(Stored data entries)
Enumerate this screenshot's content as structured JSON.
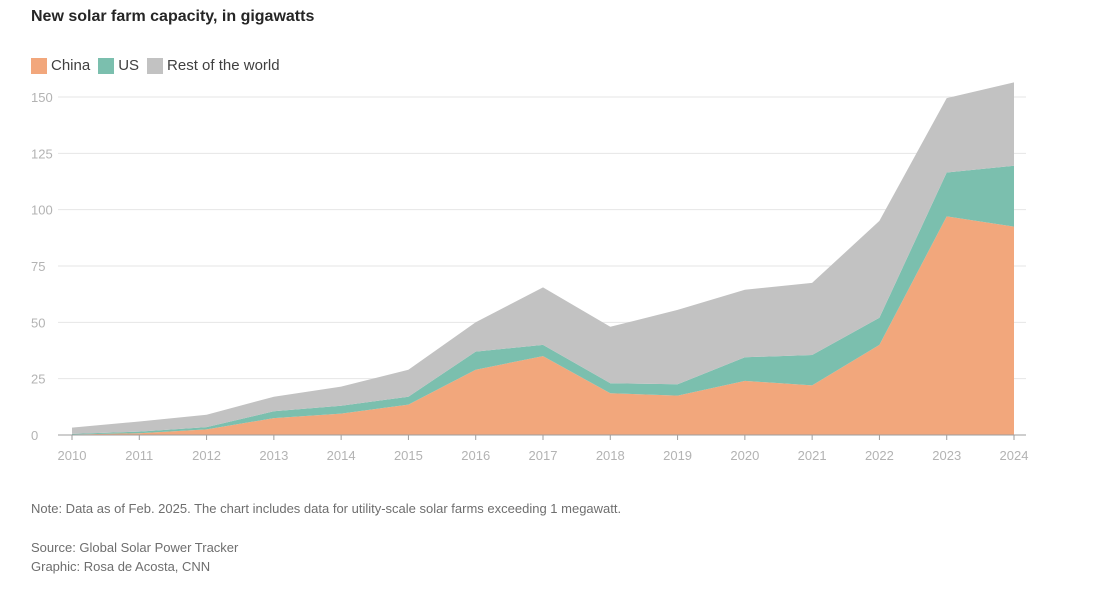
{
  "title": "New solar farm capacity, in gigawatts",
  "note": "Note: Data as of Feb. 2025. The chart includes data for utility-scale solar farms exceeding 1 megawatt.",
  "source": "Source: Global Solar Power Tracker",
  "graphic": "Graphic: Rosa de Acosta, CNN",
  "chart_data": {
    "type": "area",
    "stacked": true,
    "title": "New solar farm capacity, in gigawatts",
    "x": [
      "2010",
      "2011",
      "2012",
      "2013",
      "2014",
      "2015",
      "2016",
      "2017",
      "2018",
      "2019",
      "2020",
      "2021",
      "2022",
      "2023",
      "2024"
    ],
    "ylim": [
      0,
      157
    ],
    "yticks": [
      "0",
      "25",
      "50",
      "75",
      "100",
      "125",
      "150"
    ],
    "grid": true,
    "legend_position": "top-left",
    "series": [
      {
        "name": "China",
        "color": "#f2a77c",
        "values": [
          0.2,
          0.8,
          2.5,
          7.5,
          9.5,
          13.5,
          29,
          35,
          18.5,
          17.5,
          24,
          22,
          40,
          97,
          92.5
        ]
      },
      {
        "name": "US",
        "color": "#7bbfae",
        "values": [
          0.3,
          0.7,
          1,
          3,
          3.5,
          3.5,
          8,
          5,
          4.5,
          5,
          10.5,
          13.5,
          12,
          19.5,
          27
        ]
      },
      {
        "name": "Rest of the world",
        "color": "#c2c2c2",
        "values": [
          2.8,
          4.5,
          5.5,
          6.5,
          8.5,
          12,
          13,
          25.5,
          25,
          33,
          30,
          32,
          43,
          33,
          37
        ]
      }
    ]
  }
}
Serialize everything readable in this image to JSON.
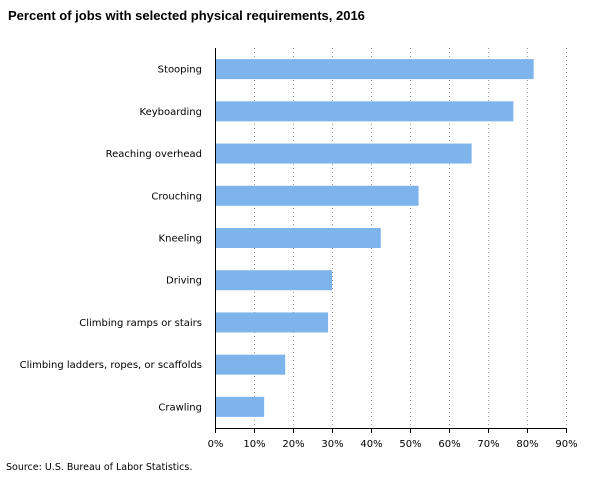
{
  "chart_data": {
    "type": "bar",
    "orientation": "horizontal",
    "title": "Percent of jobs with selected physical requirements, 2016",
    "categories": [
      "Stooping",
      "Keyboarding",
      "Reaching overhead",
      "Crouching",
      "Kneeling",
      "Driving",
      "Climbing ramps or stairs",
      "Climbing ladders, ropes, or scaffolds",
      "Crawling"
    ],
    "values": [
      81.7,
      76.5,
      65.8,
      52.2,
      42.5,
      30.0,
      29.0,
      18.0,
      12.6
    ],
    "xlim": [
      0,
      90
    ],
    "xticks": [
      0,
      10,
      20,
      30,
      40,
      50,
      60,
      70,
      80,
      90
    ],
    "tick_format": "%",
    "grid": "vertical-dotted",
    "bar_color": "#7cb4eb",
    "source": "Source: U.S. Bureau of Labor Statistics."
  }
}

→ **WHAT THE TASK ASKS**: From the data above, pick out each line containing "this" and copy it.

→ **FINAL RESULT**:
Enumerate this screenshot's content as structured JSON.
Serialize everything readable in this image to JSON.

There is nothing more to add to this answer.